### STATED EXERCISE
Please reproduce the rows from the line with "ytick-label: 0.4 bbox=[494, 729, 513, 743]" to the line with "ytick-label: 5 bbox=[73, 187, 81, 201]", both included, and nothing else.

### DATA ROWS

--------------------------------------------------

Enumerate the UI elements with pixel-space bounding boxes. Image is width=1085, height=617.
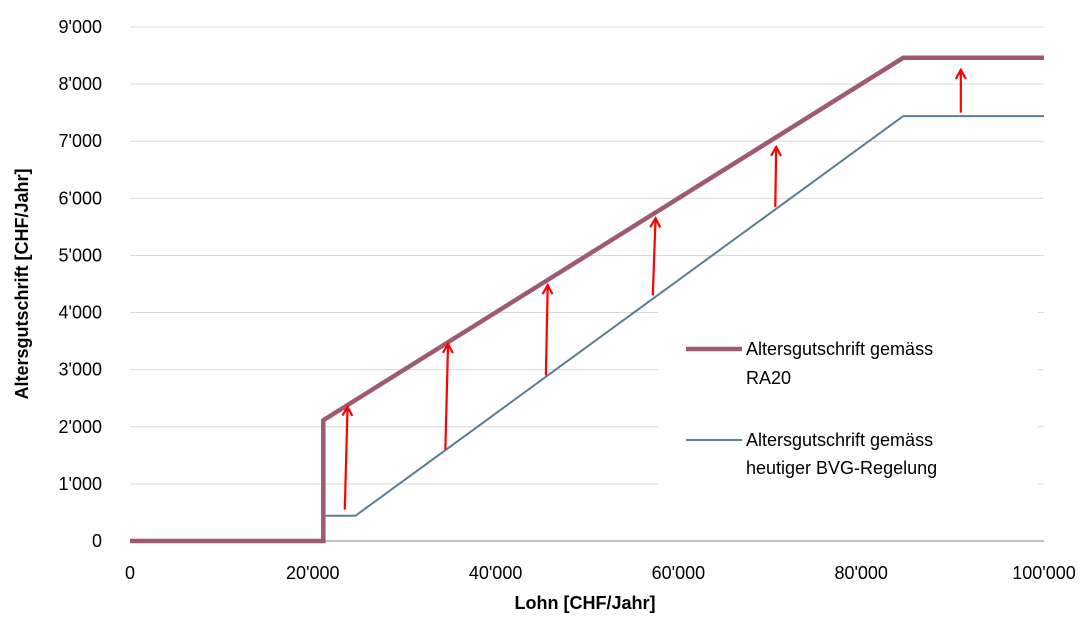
x-axis: 0 20'000 40'000 60'000 80'000 100'000: [125, 563, 1076, 583]
annotation-arrows: [345, 70, 961, 510]
annotation-arrow: [345, 407, 348, 510]
x-tick-label: 0: [125, 563, 135, 583]
legend-label-bvg-line2: heutiger BVG-Regelung: [746, 458, 937, 478]
plot-area: [130, 55, 1044, 544]
y-tick-label: 5'000: [59, 245, 102, 265]
annotation-arrow: [775, 147, 776, 207]
y-tick-label: 2'000: [59, 417, 102, 437]
series-line-ra20: [130, 55, 1044, 544]
y-tick-label: 1'000: [59, 474, 102, 494]
y-tick-label: 3'000: [59, 360, 102, 380]
x-tick-label: 80'000: [834, 563, 888, 583]
x-tick-label: 40'000: [469, 563, 523, 583]
x-axis-title: Lohn [CHF/Jahr]: [515, 593, 656, 613]
x-tick-label: 60'000: [652, 563, 706, 583]
y-tick-label: 4'000: [59, 303, 102, 323]
legend: Altersgutschrift gemäss RA20 Altersgutsc…: [686, 339, 937, 478]
annotation-arrow: [546, 285, 548, 376]
x-tick-label: 20'000: [286, 563, 340, 583]
y-axis: 0 1'000 2'000 3'000 4'000 5'000 6'000 7'000 8'00…: [59, 17, 102, 551]
legend-label-ra20-line1: Altersgutschrift gemäss: [746, 339, 933, 359]
legend-background: [658, 312, 1038, 518]
y-tick-label: 9'000: [59, 17, 102, 37]
annotation-arrow: [445, 344, 448, 450]
y-tick-label: 6'000: [59, 188, 102, 208]
annotation-arrow: [653, 218, 656, 296]
y-tick-label: 0: [92, 531, 102, 551]
y-tick-label: 8'000: [59, 74, 102, 94]
y-axis-title: Altersgutschrift [CHF/Jahr]: [12, 168, 32, 399]
legend-label-bvg-line1: Altersgutschrift gemäss: [746, 430, 933, 450]
y-tick-label: 7'000: [59, 131, 102, 151]
legend-label-ra20-line2: RA20: [746, 368, 791, 388]
x-tick-label: 100'000: [1012, 563, 1076, 583]
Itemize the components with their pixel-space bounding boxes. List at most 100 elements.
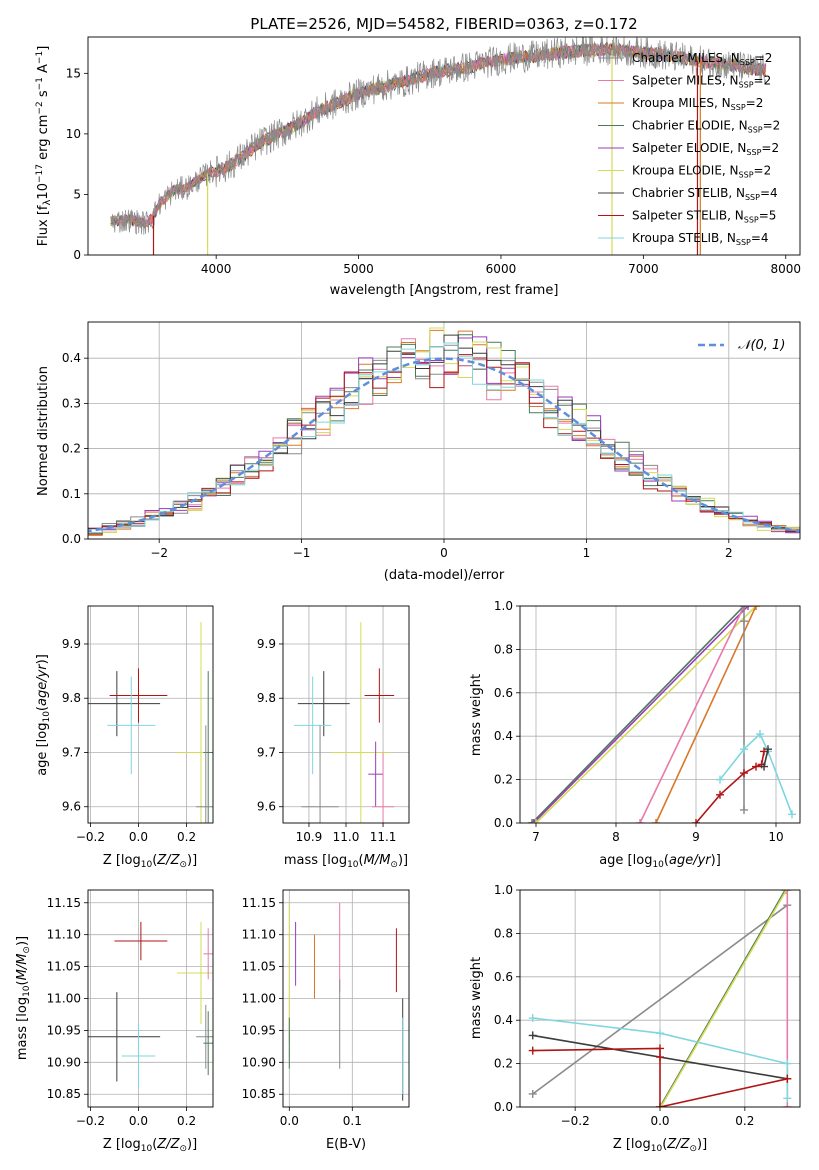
ytick-label: 0.4 bbox=[494, 729, 513, 743]
ytick-label: 0.2 bbox=[62, 442, 81, 456]
ytick-label: 10.95 bbox=[242, 1023, 276, 1037]
ytick-label: 9.8 bbox=[257, 691, 276, 705]
ytick-label: 0.8 bbox=[494, 642, 513, 656]
ytick-label: 5 bbox=[73, 187, 81, 201]
mwAge-xlabel: age [log10(age/yr)] bbox=[599, 853, 721, 870]
legend-label: Salpeter ELODIE, NSSP=2 bbox=[632, 141, 779, 157]
ytick-label: 11.15 bbox=[242, 896, 276, 910]
errorbar-point bbox=[294, 676, 332, 775]
legend-label: Salpeter STELIB, NSSP=5 bbox=[632, 209, 776, 225]
ytick-label: 9.8 bbox=[62, 691, 81, 705]
ytick-label: 0.0 bbox=[62, 532, 81, 546]
xtick-label: 4000 bbox=[201, 262, 232, 276]
ytick-label: 10.90 bbox=[47, 1055, 81, 1069]
spectrum-series bbox=[110, 37, 767, 255]
spectrum-axes: 4000 5000 6000 7000 8000 0 5 10 15 bbox=[66, 36, 801, 276]
xtick-label: −1 bbox=[293, 546, 311, 560]
ytick-label: 0.8 bbox=[494, 926, 513, 940]
xtick-label: 0.0 bbox=[129, 830, 148, 844]
ytick-label: 9.9 bbox=[62, 637, 81, 651]
weight-marker bbox=[716, 775, 724, 784]
weight-marker bbox=[529, 819, 538, 823]
ytick-label: 0.4 bbox=[62, 351, 81, 365]
ytick-label: 10.85 bbox=[47, 1087, 81, 1101]
axes-frame bbox=[87, 321, 801, 540]
age-vs-metallicity-panel: −0.2 0.0 0.2 9.6 9.7 9.8 9.9 Z [log10(Z/Z⊙)] a… bbox=[35, 605, 214, 870]
weight-marker bbox=[652, 819, 660, 823]
ytick-label: 0.3 bbox=[62, 396, 81, 410]
xtick-label: 0.2 bbox=[177, 830, 196, 844]
residuals-xlabel: (data-model)/error bbox=[384, 568, 505, 583]
axes-frame bbox=[519, 889, 801, 1108]
ytick-label: 0.4 bbox=[494, 1013, 513, 1027]
ytick-label: 11.00 bbox=[47, 992, 81, 1006]
errorbar-point bbox=[88, 671, 161, 737]
ytick-label: 11.10 bbox=[47, 928, 81, 942]
weight-marker bbox=[528, 1046, 537, 1055]
errorbar-point bbox=[196, 1004, 213, 1069]
xtick-label: 2 bbox=[725, 546, 733, 560]
ytick-label: 0.6 bbox=[494, 686, 513, 700]
spectrum-line-chabrier-miles-n bbox=[110, 37, 767, 235]
xtick-label: 7 bbox=[532, 830, 540, 844]
weight-marker bbox=[528, 1089, 537, 1098]
massE-xlabel: E(B-V) bbox=[326, 1137, 366, 1152]
weight-marker bbox=[656, 1053, 664, 1062]
errorbar-point bbox=[107, 676, 156, 775]
ytick-label: 11.05 bbox=[47, 960, 81, 974]
axes-frame bbox=[87, 605, 214, 824]
xtick-label: 0.0 bbox=[280, 1114, 299, 1128]
weight-marker bbox=[783, 1059, 792, 1068]
legend-label: Chabrier MILES, NSSP=2 bbox=[632, 51, 772, 67]
errorbar-point bbox=[121, 1024, 156, 1088]
xtick-label: 11.1 bbox=[370, 830, 397, 844]
weight-marker bbox=[528, 1031, 537, 1040]
residuals-grid bbox=[88, 322, 800, 540]
figure-title: PLATE=2526, MJD=54582, FIBERID=0363, z=0… bbox=[250, 15, 637, 33]
ageM-xlabel: mass [log10(M/M⊙)] bbox=[284, 853, 408, 870]
xtick-label: 8 bbox=[612, 830, 620, 844]
xtick-label: −0.2 bbox=[76, 1114, 105, 1128]
ytick-label: 1.0 bbox=[494, 599, 513, 613]
weight-marker bbox=[783, 1103, 792, 1107]
ytick-label: 9.6 bbox=[257, 800, 276, 814]
ytick-label: 9.6 bbox=[62, 800, 81, 814]
weight-marker bbox=[656, 1044, 664, 1053]
xtick-label: −0.2 bbox=[76, 830, 105, 844]
xtick-label: 0.2 bbox=[177, 1114, 196, 1128]
weight-marker bbox=[636, 819, 644, 823]
mwAge-ylabel: mass weight bbox=[469, 674, 484, 756]
weight-line-salpeter-elodie bbox=[533, 606, 749, 823]
xtick-label: 9 bbox=[692, 830, 700, 844]
weight-line-kroupa-elodie bbox=[535, 606, 757, 823]
weight-marker bbox=[760, 762, 768, 771]
mass-vs-extinction-panel: 0.0 0.1 10.85 10.90 10.95 11.00 11.05 11.10 11.1… bbox=[242, 889, 410, 1152]
hist-salpeter-stelib-n bbox=[88, 353, 800, 537]
weight-marker bbox=[740, 617, 748, 626]
massZ-ylabel: mass [log10(M/M⊙)] bbox=[15, 936, 32, 1060]
weight-marker bbox=[752, 762, 760, 771]
weight-marker bbox=[528, 1014, 537, 1023]
axes-frame bbox=[282, 605, 410, 824]
mass-weight-vs-age-panel: 7 8 9 10 0.0 0.2 0.4 0.6 0.8 1.0 age [log10(age/y… bbox=[469, 599, 801, 870]
weight-marker bbox=[532, 819, 540, 823]
xtick-label: 10 bbox=[768, 830, 783, 844]
xtick-label: 0 bbox=[440, 546, 448, 560]
weight-line-chabrier-elodie bbox=[531, 606, 745, 823]
ytick-label: 9.7 bbox=[257, 745, 276, 759]
ytick-label: 10.95 bbox=[47, 1023, 81, 1037]
weight-marker bbox=[656, 1103, 664, 1107]
axes-frame bbox=[87, 36, 801, 256]
xtick-label: 10.9 bbox=[296, 830, 323, 844]
weight-marker bbox=[656, 1029, 664, 1038]
ytick-label: 11.00 bbox=[242, 992, 276, 1006]
xtick-label: −2 bbox=[150, 546, 168, 560]
axes-frame bbox=[87, 889, 214, 1108]
weight-marker bbox=[752, 606, 760, 610]
legend-label: Kroupa ELODIE, NSSP=2 bbox=[632, 164, 771, 180]
mwZ-ylabel: mass weight bbox=[469, 957, 484, 1039]
ytick-label: 10 bbox=[66, 127, 81, 141]
ytick-label: 9.7 bbox=[62, 745, 81, 759]
weight-line-salpeter-miles bbox=[639, 606, 745, 823]
errorbar-point bbox=[203, 1011, 213, 1076]
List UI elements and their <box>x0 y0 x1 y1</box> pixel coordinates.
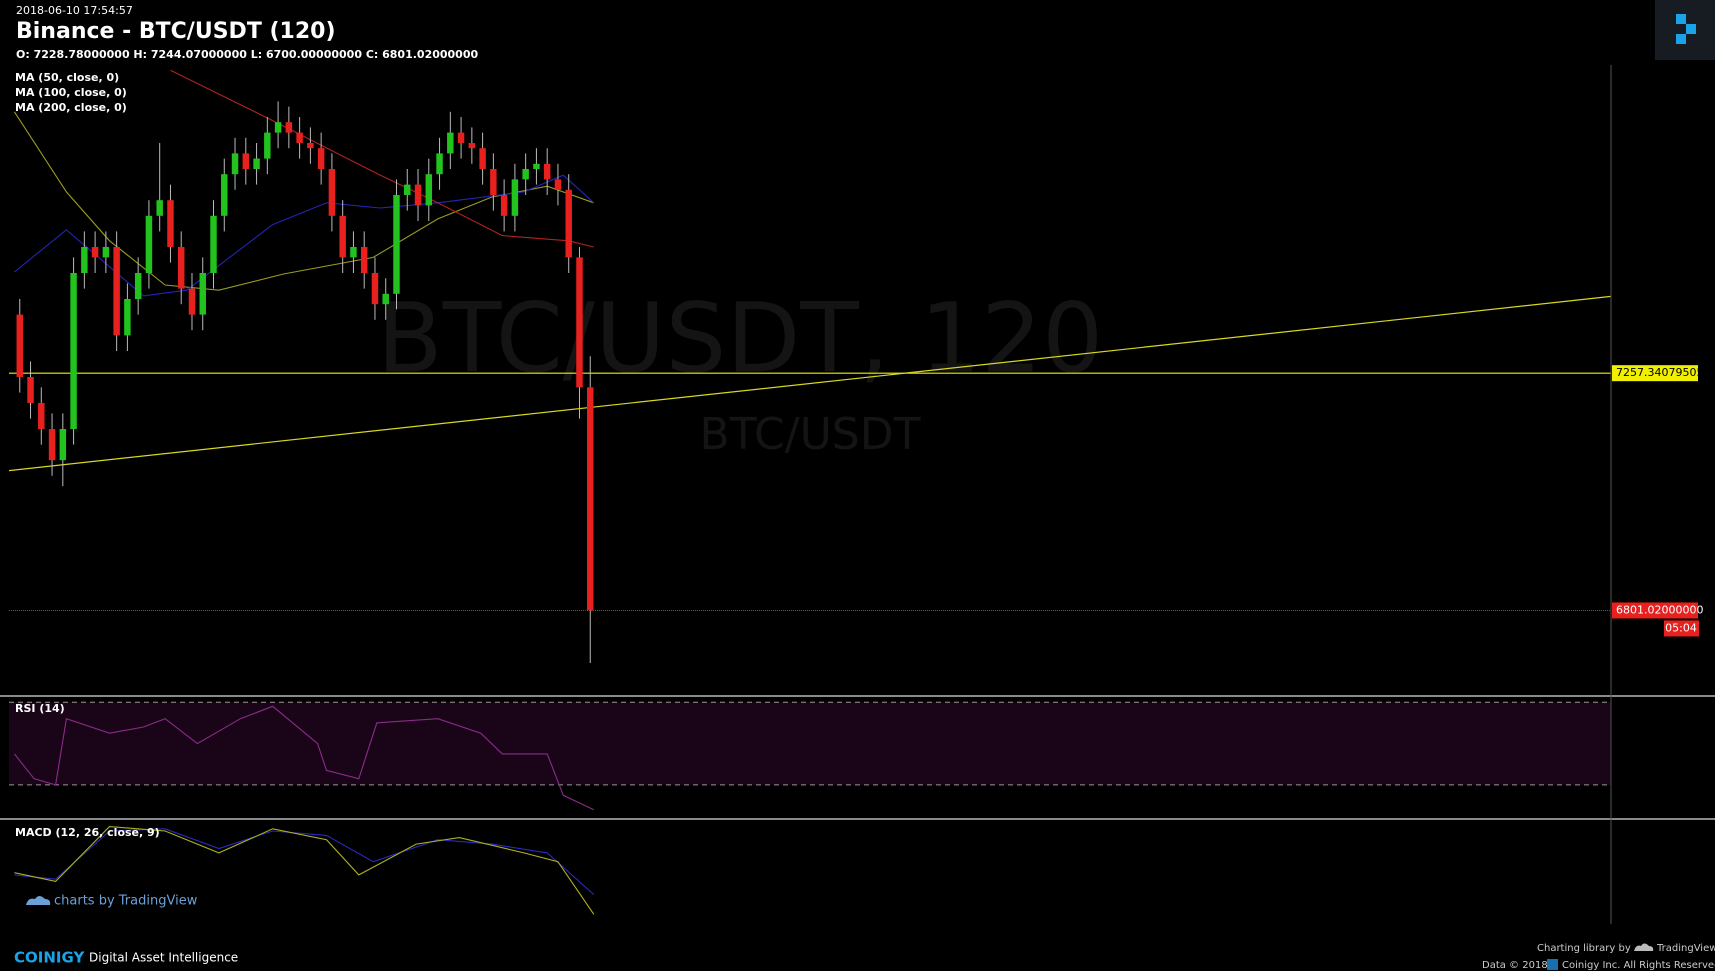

--------------------------------------------------

### SOLUTION TO THE EXERCISE
ytick-label: 0.4 bbox=[494, 729, 513, 743]
ytick-label: 0.2 bbox=[62, 442, 81, 456]
ytick-label: 10.95 bbox=[242, 1023, 276, 1037]
ytick-label: 9.8 bbox=[257, 691, 276, 705]
ytick-label: 0.8 bbox=[494, 642, 513, 656]
ytick-label: 5 bbox=[73, 187, 81, 201]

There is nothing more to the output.